SET PROBLEM>
Give the data again exactly as written, skipping any pictures.

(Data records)
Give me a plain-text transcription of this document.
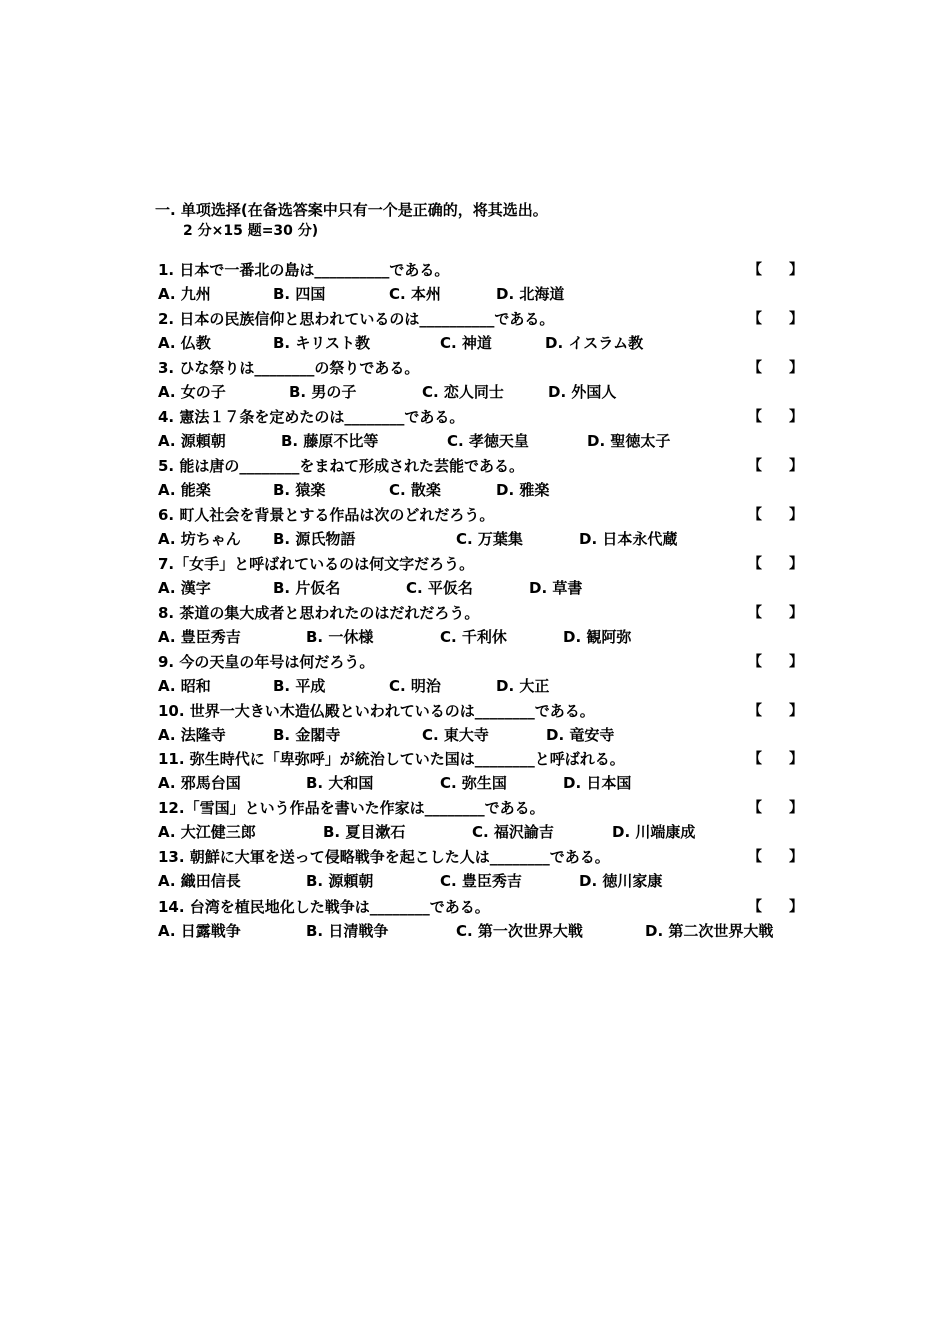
一. 单项选择(在备选答案中只有一个是正确的，将其选出。
2 分×15 题=30 分)
1. 日本で一番北の島は__________である。	【 】
A. 九州	B. 四国	C. 本州	D. 北海道
2. 日本の民族信仰と思われているのは__________である。	【 】
A. 仏教	B. キリスト教	C. 神道	D. イスラム教
3. ひな祭りは________の祭りである。	【 】
A. 女の子	B. 男の子	C. 恋人同士	D. 外国人
4. 憲法１７条を定めたのは________である。	【 】
A. 源頼朝	B. 藤原不比等	C. 孝徳天皇	D. 聖徳太子
5. 能は唐の________をまねて形成された芸能である。	【 】
A. 能楽	B. 猿楽	C. 散楽	D. 雅楽
6. 町人社会を背景とする作品は次のどれだろう。	【 】
A. 坊ちゃん B. 源氏物語	C. 万葉集	D. 日本永代蔵
7.「女手」と呼ばれているのは何文字だろう。	【 】
A. 漢字	B. 片仮名	C. 平仮名	D. 草書
8. 茶道の集大成者と思われたのはだれだろう。	【 】
A. 豊臣秀吉	B. 一休様	C. 千利休	D. 観阿弥
9. 今の天皇の年号は何だろう。	【 】
A. 昭和	B. 平成	C. 明治	D. 大正
10. 世界一大きい木造仏殿といわれているのは________である。	【 】
A. 法隆寺	B. 金閣寺	C. 東大寺	D. 竜安寺
11. 弥生時代に「卑弥呼」が統治していた国は________と呼ばれる。	【 】
A. 邪馬台国	B. 大和国	C. 弥生国	D. 日本国
12.「雪国」という作品を書いた作家は________である。	【 】
A. 大江健三郎	B. 夏目漱石	C. 福沢諭吉	D. 川端康成
13. 朝鮮に大軍を送って侵略戦争を起こした人は________である。	【 】
A. 織田信長	B. 源頼朝	C. 豊臣秀吉	D. 徳川家康
14. 台湾を植民地化した戦争は________である。	【 】
A. 日露戦争	B. 日清戦争	C. 第一次世界大戦	D. 第二次世界大戦
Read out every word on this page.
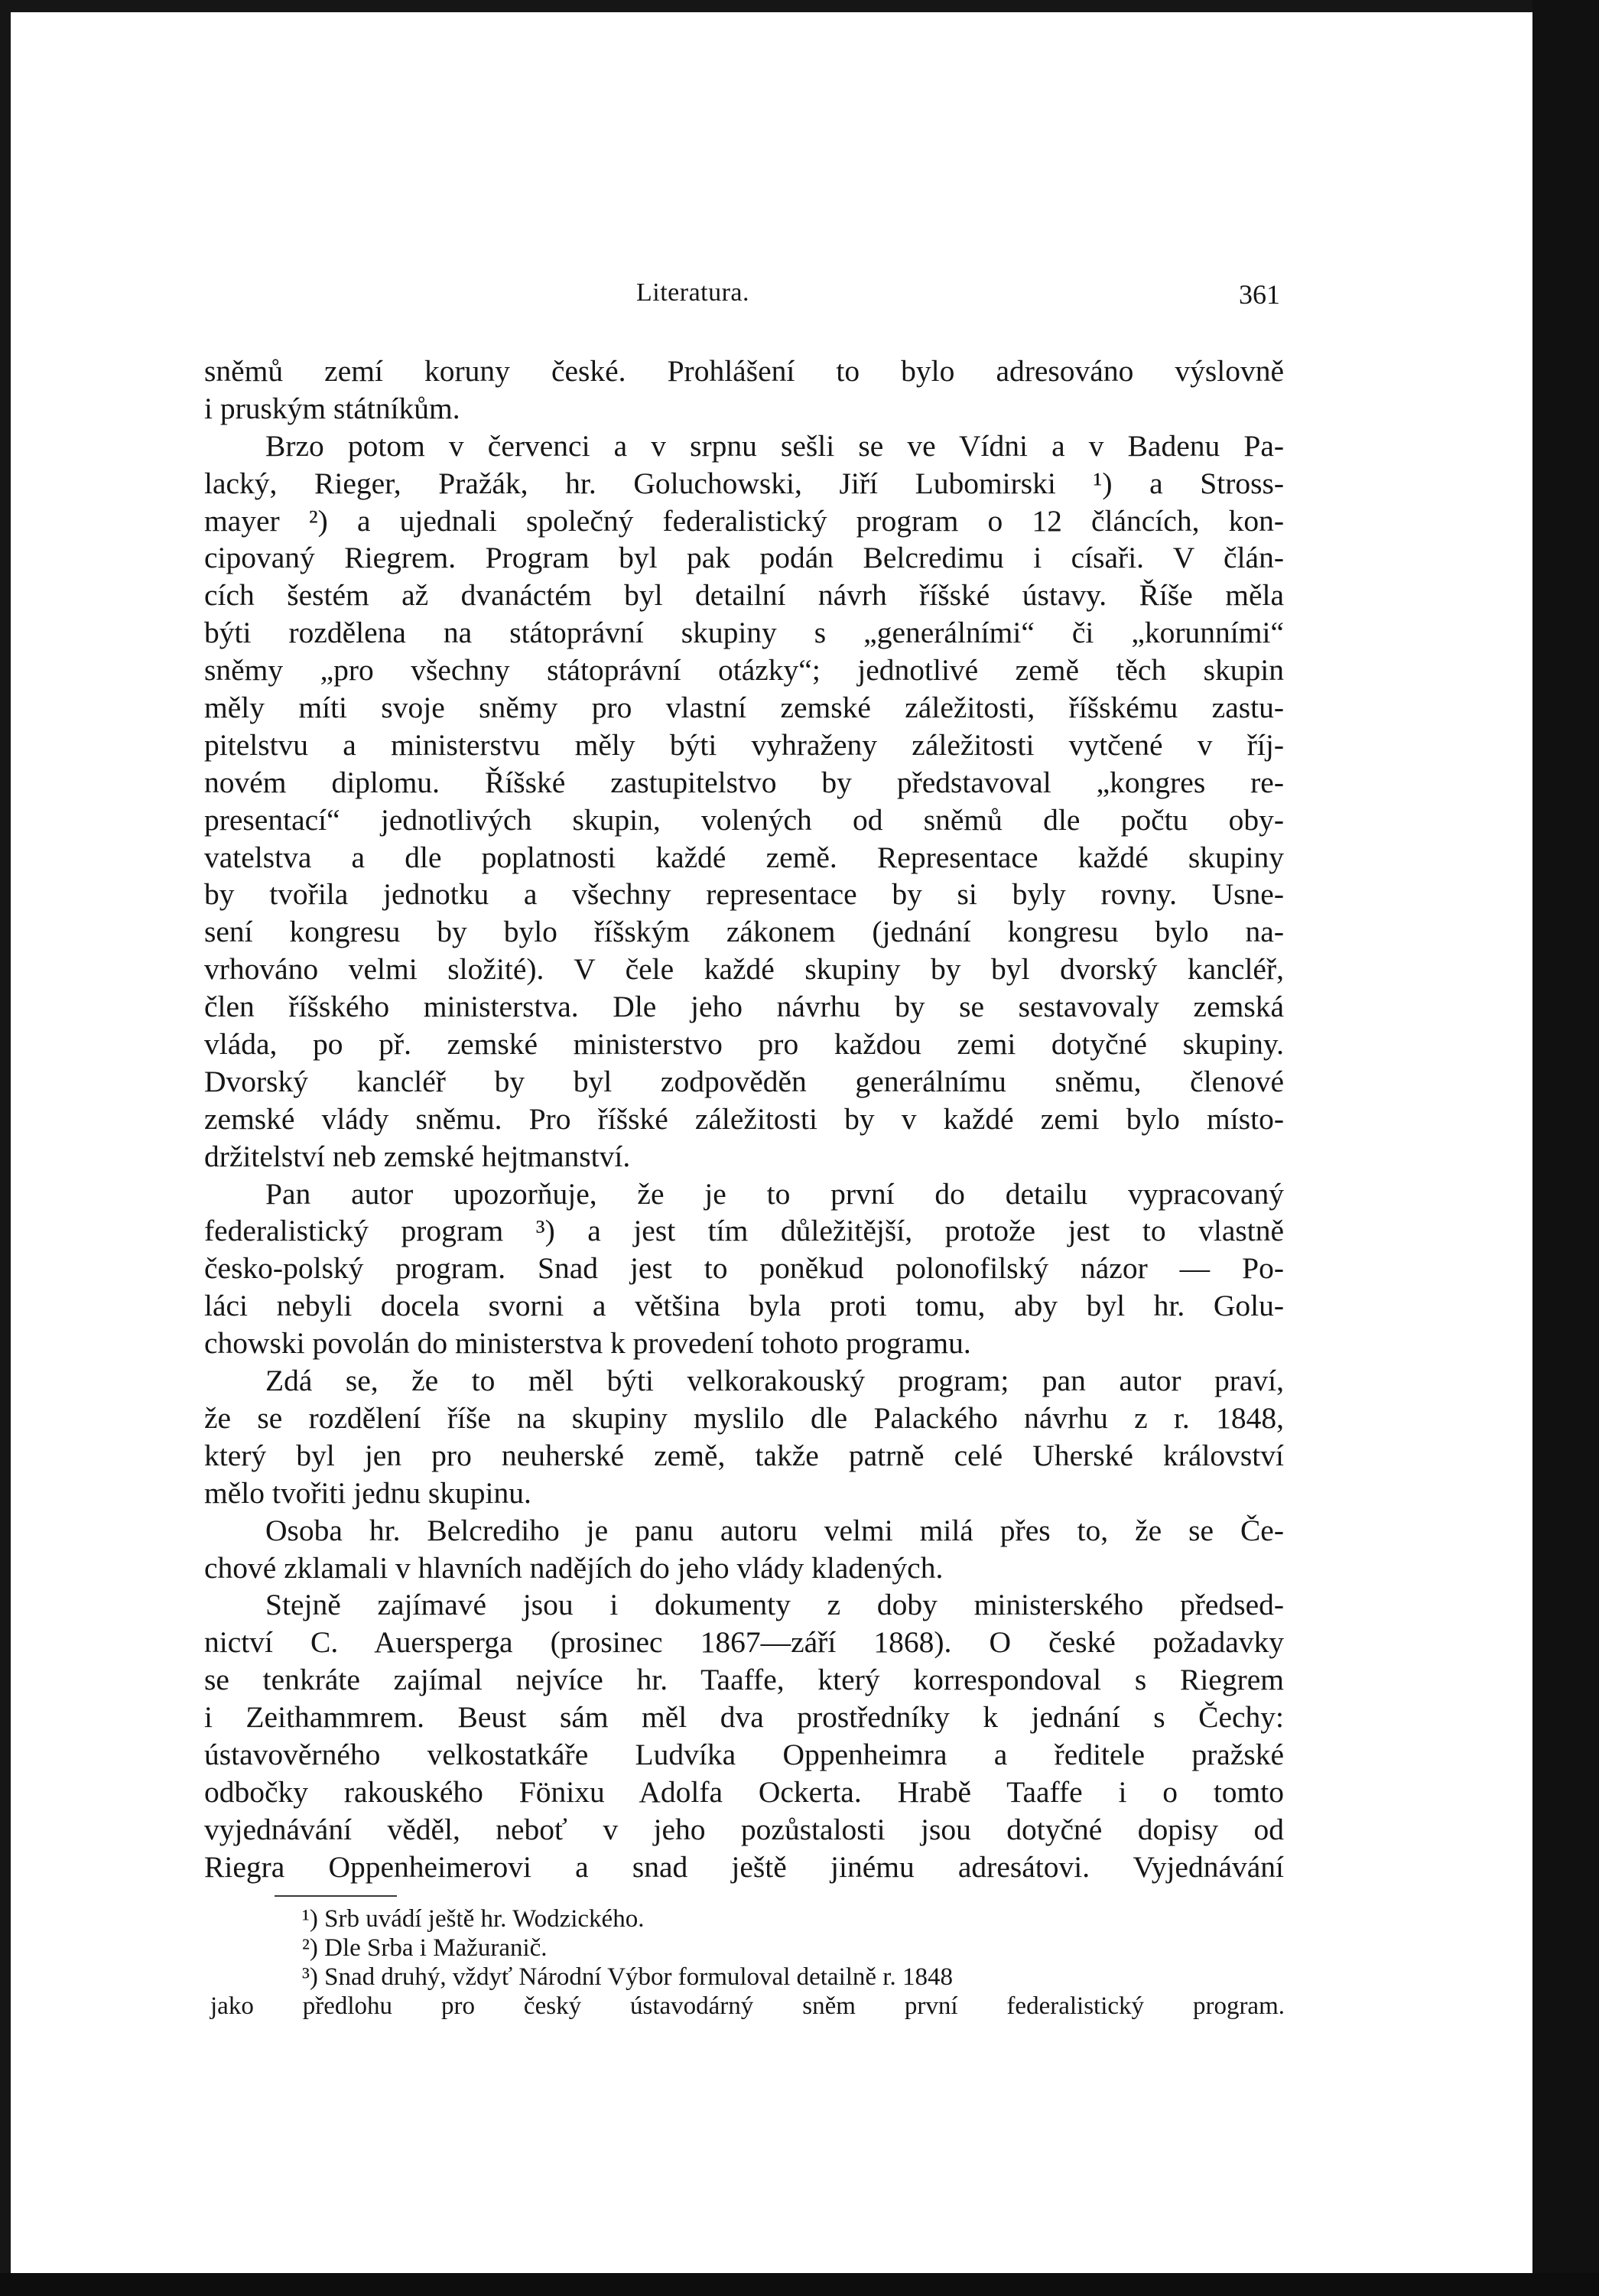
Literatura.	361
sněmů zemí koruny české. Prohlášení to bylo adresováno výslovně
i pruským státníkům.
Brzo potom v červenci a v srpnu sešli se ve Vídni a v Badenu Pa-
lacký, Rieger, Pražák, hr. Goluchowski, Jiří Lubomirski ¹) a Stross-
mayer ²) a ujednali společný federalistický program o 12 článcích, kon-
cipovaný Riegrem. Program byl pak podán Belcredimu i císaři. V člán-
cích šestém až dvanáctém byl detailní návrh říšské ústavy. Říše měla
býti rozdělena na státoprávní skupiny s „generálními“ či „korunními“
sněmy „pro všechny státoprávní otázky“; jednotlivé země těch skupin
měly míti svoje sněmy pro vlastní zemské záležitosti, říšskému zastu-
pitelstvu a ministerstvu měly býti vyhraženy záležitosti vytčené v říj-
novém diplomu. Říšské zastupitelstvo by představoval „kongres re-
presentací“ jednotlivých skupin, volených od sněmů dle počtu oby-
vatelstva a dle poplatnosti každé země. Representace každé skupiny
by tvořila jednotku a všechny representace by si byly rovny. Usne-
sení kongresu by bylo říšským zákonem (jednání kongresu bylo na-
vrhováno velmi složité). V čele každé skupiny by byl dvorský kancléř,
člen říšského ministerstva. Dle jeho návrhu by se sestavovaly zemská
vláda, po př. zemské ministerstvo pro každou zemi dotyčné skupiny.
Dvorský kancléř by byl zodpověděn generálnímu sněmu, členové
zemské vlády sněmu. Pro říšské záležitosti by v každé zemi bylo místo-
držitelství neb zemské hejtmanství.
Pan autor upozorňuje, že je to první do detailu vypracovaný
federalistický program ³) a jest tím důležitější, protože jest to vlastně
česko-polský program. Snad jest to poněkud polonofilský názor — Po-
láci nebyli docela svorni a většina byla proti tomu, aby byl hr. Golu-
chowski povolán do ministerstva k provedení tohoto programu.
Zdá se, že to měl býti velkorakouský program; pan autor praví,
že se rozdělení říše na skupiny myslilo dle Palackého návrhu z r. 1848,
který byl jen pro neuherské země, takže patrně celé Uherské království
mělo tvořiti jednu skupinu.
Osoba hr. Belcrediho je panu autoru velmi milá přes to, že se Če-
chové zklamali v hlavních nadějích do jeho vlády kladených.
Stejně zajímavé jsou i dokumenty z doby ministerského předsed-
nictví C. Auersperga (prosinec 1867—září 1868). O české požadavky
se tenkráte zajímal nejvíce hr. Taaffe, který korrespondoval s Riegrem
i Zeithammrem. Beust sám měl dva prostředníky k jednání s Čechy:
ústavověrného velkostatkáře Ludvíka Oppenheimra a ředitele pražské
odbočky rakouského Fönixu Adolfa Ockerta. Hrabě Taaffe i o tomto
vyjednávání věděl, neboť v jeho pozůstalosti jsou dotyčné dopisy od
Riegra Oppenheimerovi a snad ještě jinému adresátovi. Vyjednávání
¹) Srb uvádí ještě hr. Wodzického.
²) Dle Srba i Mažuranič.
³) Snad druhý, vždyť Národní Výbor formuloval detailně r. 1848
jako předlohu pro český ústavodárný sněm první federalistický program.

RESULT OF THIS EXERCISE>
Give me a plain-text transcription of this document.
一. 单项选择(在备选答案中只有一个是正确的，将其选出。
2 分×15 题=30 分)
1. 日本で一番北の島は__________である。	【 】
A. 九州	B. 四国	C. 本州	D. 北海道
2. 日本の民族信仰と思われているのは__________である。	【 】
A. 仏教	B. キリスト教	C. 神道	D. イスラム教
3. ひな祭りは________の祭りである。	【 】
A. 女の子	B. 男の子	C. 恋人同士	D. 外国人
4. 憲法１７条を定めたのは________である。	【 】
A. 源頼朝	B. 藤原不比等	C. 孝徳天皇	D. 聖徳太子
5. 能は唐の________をまねて形成された芸能である。	【 】
A. 能楽	B. 猿楽	C. 散楽	D. 雅楽
6. 町人社会を背景とする作品は次のどれだろう。	【 】
A. 坊ちゃん B. 源氏物語	C. 万葉集	D. 日本永代蔵
7.「女手」と呼ばれているのは何文字だろう。	【 】
A. 漢字	B. 片仮名	C. 平仮名	D. 草書
8. 茶道の集大成者と思われたのはだれだろう。	【 】
A. 豊臣秀吉	B. 一休様	C. 千利休	D. 観阿弥
9. 今の天皇の年号は何だろう。	【 】
A. 昭和	B. 平成	C. 明治	D. 大正
10. 世界一大きい木造仏殿といわれているのは________である。	【 】
A. 法隆寺	B. 金閣寺	C. 東大寺	D. 竜安寺
11. 弥生時代に「卑弥呼」が統治していた国は________と呼ばれる。	【 】
A. 邪馬台国	B. 大和国	C. 弥生国	D. 日本国
12.「雪国」という作品を書いた作家は________である。	【 】
A. 大江健三郎	B. 夏目漱石	C. 福沢諭吉	D. 川端康成
13. 朝鮮に大軍を送って侵略戦争を起こした人は________である。	【 】
A. 織田信長	B. 源頼朝	C. 豊臣秀吉	D. 徳川家康
14. 台湾を植民地化した戦争は________である。	【 】
A. 日露戦争	B. 日清戦争	C. 第一次世界大戦	D. 第二次世界大戦
Read out every word on this page.
Literatura.	361
sněmů zemí koruny české. Prohlášení to bylo adresováno výslovně
i pruským státníkům.
Brzo potom v červenci a v srpnu sešli se ve Vídni a v Badenu Pa-
lacký, Rieger, Pražák, hr. Goluchowski, Jiří Lubomirski ¹) a Stross-
mayer ²) a ujednali společný federalistický program o 12 článcích, kon-
cipovaný Riegrem. Program byl pak podán Belcredimu i císaři. V člán-
cích šestém až dvanáctém byl detailní návrh říšské ústavy. Říše měla
býti rozdělena na státoprávní skupiny s „generálními“ či „korunními“
sněmy „pro všechny státoprávní otázky“; jednotlivé země těch skupin
měly míti svoje sněmy pro vlastní zemské záležitosti, říšskému zastu-
pitelstvu a ministerstvu měly býti vyhraženy záležitosti vytčené v říj-
novém diplomu. Říšské zastupitelstvo by představoval „kongres re-
presentací“ jednotlivých skupin, volených od sněmů dle počtu oby-
vatelstva a dle poplatnosti každé země. Representace každé skupiny
by tvořila jednotku a všechny representace by si byly rovny. Usne-
sení kongresu by bylo říšským zákonem (jednání kongresu bylo na-
vrhováno velmi složité). V čele každé skupiny by byl dvorský kancléř,
člen říšského ministerstva. Dle jeho návrhu by se sestavovaly zemská
vláda, po př. zemské ministerstvo pro každou zemi dotyčné skupiny.
Dvorský kancléř by byl zodpověděn generálnímu sněmu, členové
zemské vlády sněmu. Pro říšské záležitosti by v každé zemi bylo místo-
držitelství neb zemské hejtmanství.
Pan autor upozorňuje, že je to první do detailu vypracovaný
federalistický program ³) a jest tím důležitější, protože jest to vlastně
česko-polský program. Snad jest to poněkud polonofilský názor — Po-
láci nebyli docela svorni a většina byla proti tomu, aby byl hr. Golu-
chowski povolán do ministerstva k provedení tohoto programu.
Zdá se, že to měl býti velkorakouský program; pan autor praví,
že se rozdělení říše na skupiny myslilo dle Palackého návrhu z r. 1848,
který byl jen pro neuherské země, takže patrně celé Uherské království
mělo tvořiti jednu skupinu.
Osoba hr. Belcrediho je panu autoru velmi milá přes to, že se Če-
chové zklamali v hlavních nadějích do jeho vlády kladených.
Stejně zajímavé jsou i dokumenty z doby ministerského předsed-
nictví C. Auersperga (prosinec 1867—září 1868). O české požadavky
se tenkráte zajímal nejvíce hr. Taaffe, který korrespondoval s Riegrem
i Zeithammrem. Beust sám měl dva prostředníky k jednání s Čechy:
ústavověrného velkostatkáře Ludvíka Oppenheimra a ředitele pražské
odbočky rakouského Fönixu Adolfa Ockerta. Hrabě Taaffe i o tomto
vyjednávání věděl, neboť v jeho pozůstalosti jsou dotyčné dopisy od
Riegra Oppenheimerovi a snad ještě jinému adresátovi. Vyjednávání
¹) Srb uvádí ještě hr. Wodzického.
²) Dle Srba i Mažuranič.
³) Snad druhý, vždyť Národní Výbor formuloval detailně r. 1848
jako předlohu pro český ústavodárný sněm první federalistický program.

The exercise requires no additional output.